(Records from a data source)
· · · · ·

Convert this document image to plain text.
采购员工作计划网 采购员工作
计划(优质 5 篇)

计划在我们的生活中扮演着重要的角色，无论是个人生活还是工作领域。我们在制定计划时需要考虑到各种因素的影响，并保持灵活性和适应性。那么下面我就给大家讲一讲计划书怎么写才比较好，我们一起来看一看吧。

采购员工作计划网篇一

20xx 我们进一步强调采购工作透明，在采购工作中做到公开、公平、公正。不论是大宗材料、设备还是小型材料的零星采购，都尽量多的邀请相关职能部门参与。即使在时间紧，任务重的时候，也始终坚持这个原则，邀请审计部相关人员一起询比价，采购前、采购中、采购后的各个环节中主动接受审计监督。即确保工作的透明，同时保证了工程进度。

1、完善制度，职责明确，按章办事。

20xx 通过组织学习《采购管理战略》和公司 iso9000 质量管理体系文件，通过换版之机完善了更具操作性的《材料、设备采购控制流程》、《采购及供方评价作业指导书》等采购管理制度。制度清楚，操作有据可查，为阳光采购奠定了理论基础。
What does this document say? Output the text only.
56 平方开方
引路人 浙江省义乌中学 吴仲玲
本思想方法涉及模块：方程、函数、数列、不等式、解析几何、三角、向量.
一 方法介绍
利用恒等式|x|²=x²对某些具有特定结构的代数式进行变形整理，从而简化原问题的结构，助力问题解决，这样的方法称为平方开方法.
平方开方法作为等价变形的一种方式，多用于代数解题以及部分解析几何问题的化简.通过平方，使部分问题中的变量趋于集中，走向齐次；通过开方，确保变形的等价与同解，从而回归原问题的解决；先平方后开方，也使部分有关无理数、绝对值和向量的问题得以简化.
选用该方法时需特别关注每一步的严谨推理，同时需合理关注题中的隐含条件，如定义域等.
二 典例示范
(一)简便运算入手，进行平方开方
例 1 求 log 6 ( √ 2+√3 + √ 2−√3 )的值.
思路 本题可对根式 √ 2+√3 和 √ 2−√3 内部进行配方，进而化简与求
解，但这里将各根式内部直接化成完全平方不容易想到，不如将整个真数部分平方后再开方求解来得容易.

· · · · ·

Give the count of lines in the listing above that include "document", with no other words.

**WRITTEN RESPONSE**
2